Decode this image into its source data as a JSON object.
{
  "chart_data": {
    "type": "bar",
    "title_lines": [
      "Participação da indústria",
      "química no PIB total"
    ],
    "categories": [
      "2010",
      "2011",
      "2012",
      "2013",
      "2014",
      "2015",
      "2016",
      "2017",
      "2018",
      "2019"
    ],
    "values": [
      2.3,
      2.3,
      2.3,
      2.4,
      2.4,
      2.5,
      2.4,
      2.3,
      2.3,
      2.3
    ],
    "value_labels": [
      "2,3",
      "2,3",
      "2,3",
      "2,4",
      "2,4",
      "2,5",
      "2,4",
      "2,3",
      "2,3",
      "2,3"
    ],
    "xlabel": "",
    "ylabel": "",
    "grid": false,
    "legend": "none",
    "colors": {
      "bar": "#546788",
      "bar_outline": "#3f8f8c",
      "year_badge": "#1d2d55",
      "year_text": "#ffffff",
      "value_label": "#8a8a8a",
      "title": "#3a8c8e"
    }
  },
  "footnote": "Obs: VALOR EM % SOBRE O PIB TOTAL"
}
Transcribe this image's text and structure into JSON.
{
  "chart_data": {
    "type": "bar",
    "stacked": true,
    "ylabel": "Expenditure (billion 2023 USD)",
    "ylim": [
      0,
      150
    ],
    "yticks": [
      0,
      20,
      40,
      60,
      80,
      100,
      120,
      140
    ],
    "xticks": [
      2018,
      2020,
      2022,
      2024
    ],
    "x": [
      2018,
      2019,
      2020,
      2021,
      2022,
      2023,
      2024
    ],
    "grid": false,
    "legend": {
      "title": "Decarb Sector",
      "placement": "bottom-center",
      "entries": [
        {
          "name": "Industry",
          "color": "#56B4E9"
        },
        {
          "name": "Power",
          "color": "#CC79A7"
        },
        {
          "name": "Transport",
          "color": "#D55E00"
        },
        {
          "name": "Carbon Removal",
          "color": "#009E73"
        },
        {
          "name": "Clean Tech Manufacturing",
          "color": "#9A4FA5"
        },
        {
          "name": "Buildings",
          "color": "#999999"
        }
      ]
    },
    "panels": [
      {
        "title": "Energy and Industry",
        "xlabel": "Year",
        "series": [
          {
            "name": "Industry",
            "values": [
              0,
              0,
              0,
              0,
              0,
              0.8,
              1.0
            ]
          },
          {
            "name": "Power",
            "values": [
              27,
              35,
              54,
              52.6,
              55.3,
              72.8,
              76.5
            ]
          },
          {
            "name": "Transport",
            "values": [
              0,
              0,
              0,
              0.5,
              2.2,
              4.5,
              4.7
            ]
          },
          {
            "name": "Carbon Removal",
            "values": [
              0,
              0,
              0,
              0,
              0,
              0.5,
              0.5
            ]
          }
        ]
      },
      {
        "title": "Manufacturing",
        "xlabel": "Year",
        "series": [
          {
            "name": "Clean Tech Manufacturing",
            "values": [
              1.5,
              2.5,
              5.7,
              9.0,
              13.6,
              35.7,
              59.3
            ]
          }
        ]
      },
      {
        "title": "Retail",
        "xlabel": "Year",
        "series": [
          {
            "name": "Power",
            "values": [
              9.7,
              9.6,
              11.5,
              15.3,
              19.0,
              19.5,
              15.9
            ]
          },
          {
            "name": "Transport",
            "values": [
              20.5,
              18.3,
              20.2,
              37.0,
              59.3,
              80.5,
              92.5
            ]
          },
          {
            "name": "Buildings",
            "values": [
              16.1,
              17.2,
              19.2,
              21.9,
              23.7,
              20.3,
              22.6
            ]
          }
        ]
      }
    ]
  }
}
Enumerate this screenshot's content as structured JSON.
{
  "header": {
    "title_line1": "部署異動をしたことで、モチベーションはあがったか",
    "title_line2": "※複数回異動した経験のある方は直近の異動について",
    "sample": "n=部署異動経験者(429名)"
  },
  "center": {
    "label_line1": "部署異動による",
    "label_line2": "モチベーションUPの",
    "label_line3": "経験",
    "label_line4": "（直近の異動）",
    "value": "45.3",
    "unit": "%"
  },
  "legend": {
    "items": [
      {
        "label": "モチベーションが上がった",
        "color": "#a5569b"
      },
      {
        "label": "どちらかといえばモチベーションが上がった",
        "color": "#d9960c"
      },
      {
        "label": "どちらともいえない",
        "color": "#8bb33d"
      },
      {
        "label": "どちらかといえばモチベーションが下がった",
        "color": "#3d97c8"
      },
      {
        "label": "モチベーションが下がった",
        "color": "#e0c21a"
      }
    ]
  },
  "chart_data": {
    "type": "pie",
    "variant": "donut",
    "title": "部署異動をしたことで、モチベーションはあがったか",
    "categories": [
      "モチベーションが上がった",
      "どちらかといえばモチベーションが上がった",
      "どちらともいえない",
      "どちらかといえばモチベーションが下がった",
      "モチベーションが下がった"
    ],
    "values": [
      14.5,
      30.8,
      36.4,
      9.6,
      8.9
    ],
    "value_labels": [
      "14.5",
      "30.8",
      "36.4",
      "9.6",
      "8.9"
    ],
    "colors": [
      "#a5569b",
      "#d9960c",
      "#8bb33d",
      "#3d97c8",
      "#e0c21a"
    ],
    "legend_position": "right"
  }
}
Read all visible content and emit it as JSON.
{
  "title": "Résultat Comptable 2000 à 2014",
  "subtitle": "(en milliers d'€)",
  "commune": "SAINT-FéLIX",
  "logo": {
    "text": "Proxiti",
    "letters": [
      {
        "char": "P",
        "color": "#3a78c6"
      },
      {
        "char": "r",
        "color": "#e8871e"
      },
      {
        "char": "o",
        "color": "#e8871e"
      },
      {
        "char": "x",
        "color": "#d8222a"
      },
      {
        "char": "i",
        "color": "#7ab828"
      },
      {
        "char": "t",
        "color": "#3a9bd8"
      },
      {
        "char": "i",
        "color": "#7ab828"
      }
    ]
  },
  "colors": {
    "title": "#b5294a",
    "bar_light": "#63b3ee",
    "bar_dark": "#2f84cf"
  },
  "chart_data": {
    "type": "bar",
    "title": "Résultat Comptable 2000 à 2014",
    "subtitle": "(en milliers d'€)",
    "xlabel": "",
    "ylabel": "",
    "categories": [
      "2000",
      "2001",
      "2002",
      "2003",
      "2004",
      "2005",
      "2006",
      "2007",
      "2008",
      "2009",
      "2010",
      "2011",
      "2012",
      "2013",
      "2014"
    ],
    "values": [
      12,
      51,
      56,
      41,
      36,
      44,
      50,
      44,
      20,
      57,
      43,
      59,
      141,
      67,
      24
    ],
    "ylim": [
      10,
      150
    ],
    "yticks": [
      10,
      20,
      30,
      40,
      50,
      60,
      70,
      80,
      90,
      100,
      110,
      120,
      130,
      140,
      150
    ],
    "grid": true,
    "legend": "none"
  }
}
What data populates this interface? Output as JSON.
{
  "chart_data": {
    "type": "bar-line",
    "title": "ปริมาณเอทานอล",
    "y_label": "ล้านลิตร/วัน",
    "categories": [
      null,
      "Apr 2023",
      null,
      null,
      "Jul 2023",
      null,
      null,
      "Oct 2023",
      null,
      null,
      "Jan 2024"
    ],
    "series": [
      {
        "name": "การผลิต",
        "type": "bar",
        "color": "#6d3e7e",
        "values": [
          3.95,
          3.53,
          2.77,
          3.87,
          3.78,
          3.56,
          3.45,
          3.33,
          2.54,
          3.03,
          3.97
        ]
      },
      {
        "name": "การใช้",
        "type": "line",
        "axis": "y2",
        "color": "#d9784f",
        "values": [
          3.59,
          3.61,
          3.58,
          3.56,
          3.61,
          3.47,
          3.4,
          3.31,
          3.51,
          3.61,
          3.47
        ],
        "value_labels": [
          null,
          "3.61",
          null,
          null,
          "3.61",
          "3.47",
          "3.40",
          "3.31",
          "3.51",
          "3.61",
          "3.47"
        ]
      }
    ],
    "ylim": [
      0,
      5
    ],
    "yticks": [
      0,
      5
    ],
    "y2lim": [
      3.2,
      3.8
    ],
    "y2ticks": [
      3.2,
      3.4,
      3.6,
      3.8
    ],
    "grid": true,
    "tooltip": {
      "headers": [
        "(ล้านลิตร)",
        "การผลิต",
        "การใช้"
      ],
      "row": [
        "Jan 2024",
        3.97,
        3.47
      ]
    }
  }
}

------------------------------------

> [To be done]: Extract, from the listing above, every line where the string "subtitle" occurs.

> [Task output]:
  "subtitle": "(en milliers d'€)",
    "subtitle": "(en milliers d'€)",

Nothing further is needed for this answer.